[Stated task]: Show every line that has the string "Ультразвуковое" in it.

A run of records
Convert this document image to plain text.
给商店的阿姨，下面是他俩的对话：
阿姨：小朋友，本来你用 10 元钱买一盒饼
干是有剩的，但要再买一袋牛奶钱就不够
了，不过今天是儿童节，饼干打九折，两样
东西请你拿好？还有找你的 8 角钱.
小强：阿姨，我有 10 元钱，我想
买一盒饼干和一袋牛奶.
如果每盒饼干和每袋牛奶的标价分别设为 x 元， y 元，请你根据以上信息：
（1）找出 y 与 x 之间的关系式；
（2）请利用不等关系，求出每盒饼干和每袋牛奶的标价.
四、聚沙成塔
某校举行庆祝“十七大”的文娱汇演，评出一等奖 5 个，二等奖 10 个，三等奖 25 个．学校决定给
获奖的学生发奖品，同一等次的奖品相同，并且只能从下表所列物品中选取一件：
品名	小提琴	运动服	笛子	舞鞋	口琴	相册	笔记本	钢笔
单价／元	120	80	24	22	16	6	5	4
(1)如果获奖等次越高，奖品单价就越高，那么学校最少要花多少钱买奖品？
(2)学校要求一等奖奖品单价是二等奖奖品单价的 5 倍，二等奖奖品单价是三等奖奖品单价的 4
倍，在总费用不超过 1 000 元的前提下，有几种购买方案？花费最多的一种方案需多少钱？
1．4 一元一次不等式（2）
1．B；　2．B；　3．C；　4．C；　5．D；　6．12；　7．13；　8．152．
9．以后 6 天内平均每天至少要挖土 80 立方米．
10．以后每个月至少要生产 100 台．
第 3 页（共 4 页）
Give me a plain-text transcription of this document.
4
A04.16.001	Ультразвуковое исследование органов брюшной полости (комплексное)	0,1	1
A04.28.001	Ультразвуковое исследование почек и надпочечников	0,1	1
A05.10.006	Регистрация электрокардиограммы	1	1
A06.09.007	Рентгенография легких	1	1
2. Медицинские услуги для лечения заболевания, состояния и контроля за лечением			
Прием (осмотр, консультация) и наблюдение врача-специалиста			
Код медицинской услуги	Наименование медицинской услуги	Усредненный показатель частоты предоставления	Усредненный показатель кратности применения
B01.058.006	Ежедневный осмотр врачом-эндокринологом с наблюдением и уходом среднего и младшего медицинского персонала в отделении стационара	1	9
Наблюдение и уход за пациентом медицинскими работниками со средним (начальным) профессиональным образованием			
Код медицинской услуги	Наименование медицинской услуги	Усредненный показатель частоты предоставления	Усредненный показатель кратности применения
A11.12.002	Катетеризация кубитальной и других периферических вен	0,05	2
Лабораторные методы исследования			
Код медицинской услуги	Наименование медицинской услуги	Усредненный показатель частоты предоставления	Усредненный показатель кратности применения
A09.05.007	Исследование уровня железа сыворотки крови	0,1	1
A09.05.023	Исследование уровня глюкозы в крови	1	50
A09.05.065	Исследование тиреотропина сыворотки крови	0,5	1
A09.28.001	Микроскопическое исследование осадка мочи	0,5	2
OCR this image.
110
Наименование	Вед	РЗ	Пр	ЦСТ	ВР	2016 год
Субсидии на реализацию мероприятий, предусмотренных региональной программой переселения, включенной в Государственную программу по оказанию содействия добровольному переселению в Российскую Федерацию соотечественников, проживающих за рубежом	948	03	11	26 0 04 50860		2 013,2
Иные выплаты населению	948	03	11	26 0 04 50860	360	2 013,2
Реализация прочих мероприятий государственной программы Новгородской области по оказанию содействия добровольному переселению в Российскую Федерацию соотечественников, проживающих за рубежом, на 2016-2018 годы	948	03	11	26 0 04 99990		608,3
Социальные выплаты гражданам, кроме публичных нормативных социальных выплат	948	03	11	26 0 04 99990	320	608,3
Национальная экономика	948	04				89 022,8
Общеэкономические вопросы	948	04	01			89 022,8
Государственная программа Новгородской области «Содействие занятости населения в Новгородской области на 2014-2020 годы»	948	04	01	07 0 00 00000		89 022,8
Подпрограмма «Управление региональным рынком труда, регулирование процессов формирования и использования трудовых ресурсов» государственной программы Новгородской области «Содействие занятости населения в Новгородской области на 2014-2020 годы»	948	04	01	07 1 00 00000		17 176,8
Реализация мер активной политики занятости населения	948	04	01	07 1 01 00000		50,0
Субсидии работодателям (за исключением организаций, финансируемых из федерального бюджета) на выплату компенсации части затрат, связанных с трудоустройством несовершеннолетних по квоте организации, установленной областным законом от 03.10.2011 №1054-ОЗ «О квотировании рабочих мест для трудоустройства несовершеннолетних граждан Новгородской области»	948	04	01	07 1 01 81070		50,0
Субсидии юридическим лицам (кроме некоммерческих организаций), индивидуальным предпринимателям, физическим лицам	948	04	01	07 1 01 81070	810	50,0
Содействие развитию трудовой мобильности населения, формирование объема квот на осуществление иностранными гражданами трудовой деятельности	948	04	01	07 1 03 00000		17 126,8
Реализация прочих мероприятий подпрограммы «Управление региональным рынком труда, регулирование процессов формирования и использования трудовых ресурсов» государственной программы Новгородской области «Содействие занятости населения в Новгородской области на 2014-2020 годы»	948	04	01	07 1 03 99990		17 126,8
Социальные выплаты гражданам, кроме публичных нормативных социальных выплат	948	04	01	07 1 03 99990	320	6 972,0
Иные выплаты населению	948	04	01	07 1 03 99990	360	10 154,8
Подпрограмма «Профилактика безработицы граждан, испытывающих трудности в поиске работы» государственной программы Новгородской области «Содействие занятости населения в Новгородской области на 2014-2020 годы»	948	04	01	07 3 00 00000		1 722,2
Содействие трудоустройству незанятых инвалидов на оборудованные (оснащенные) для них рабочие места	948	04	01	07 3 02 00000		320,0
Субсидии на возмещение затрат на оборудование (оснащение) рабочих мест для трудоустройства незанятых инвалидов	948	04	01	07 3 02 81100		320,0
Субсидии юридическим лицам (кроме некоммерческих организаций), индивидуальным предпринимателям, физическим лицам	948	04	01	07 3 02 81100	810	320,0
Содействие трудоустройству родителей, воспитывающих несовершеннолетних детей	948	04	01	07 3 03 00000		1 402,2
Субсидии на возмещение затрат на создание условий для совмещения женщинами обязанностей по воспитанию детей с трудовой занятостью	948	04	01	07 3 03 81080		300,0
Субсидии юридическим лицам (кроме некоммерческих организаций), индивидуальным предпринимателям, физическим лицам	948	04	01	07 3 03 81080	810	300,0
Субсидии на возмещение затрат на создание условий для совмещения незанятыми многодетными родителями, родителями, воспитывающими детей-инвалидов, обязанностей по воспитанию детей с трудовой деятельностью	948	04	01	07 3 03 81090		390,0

[Task result]:
A04.16.001	Ультразвуковое исследование органов брюшной полости (комплексное)	0,1	1
A04.28.001	Ультразвуковое исследование почек и надпочечников	0,1	1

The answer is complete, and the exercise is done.